WHAT IS BEING ASKED:
Below are some records; reproduce every one of them exactly.

DATASET ENTRIES:
============

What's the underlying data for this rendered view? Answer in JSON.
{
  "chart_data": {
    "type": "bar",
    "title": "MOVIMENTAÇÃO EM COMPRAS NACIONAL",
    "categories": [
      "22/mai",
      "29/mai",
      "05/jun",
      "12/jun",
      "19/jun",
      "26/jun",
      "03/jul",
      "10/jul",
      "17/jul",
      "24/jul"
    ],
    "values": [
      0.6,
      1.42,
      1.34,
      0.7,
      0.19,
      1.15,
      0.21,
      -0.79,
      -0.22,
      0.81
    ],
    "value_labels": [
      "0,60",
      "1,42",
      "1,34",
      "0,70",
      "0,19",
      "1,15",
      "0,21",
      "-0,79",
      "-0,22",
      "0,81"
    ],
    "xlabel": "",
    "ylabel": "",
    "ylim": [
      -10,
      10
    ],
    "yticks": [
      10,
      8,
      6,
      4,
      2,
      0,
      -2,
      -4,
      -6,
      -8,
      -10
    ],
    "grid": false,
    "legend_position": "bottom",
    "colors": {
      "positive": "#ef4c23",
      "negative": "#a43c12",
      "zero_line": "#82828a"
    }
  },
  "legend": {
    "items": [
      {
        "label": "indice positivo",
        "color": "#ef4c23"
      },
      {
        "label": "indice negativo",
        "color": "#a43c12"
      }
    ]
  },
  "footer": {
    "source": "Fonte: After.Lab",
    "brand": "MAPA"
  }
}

============

OUTPUT OF THE TASK:
What's the underlying data for this rendered view? Answer in JSON.
{
  "chart_data": {
    "type": "bar",
    "title": "MOVIMENTAÇÃO EM COMPRAS NACIONAL",
    "categories": [
      "22/mai",
      "29/mai",
      "05/jun",
      "12/jun",
      "19/jun",
      "26/jun",
      "03/jul",
      "10/jul",
      "17/jul",
      "24/jul"
    ],
    "values": [
      0.6,
      1.42,
      1.34,
      0.7,
      0.19,
      1.15,
      0.21,
      -0.79,
      -0.22,
      0.81
    ],
    "value_labels": [
      "0,60",
      "1,42",
      "1,34",
      "0,70",
      "0,19",
      "1,15",
      "0,21",
      "-0,79",
      "-0,22",
      "0,81"
    ],
    "xlabel": "",
    "ylabel": "",
    "ylim": [
      -10,
      10
    ],
    "yticks": [
      10,
      8,
      6,
      4,
      2,
      0,
      -2,
      -4,
      -6,
      -8,
      -10
    ],
    "grid": false,
    "legend_position": "bottom",
    "colors": {
      "positive": "#ef4c23",
      "negative": "#a43c12",
      "zero_line": "#82828a"
    }
  },
  "legend": {
    "items": [
      {
        "label": "indice positivo",
        "color": "#ef4c23"
      },
      {
        "label": "indice negativo",
        "color": "#a43c12"
      }
    ]
  },
  "footer": {
    "source": "Fonte: After.Lab",
    "brand": "MAPA"
  }
}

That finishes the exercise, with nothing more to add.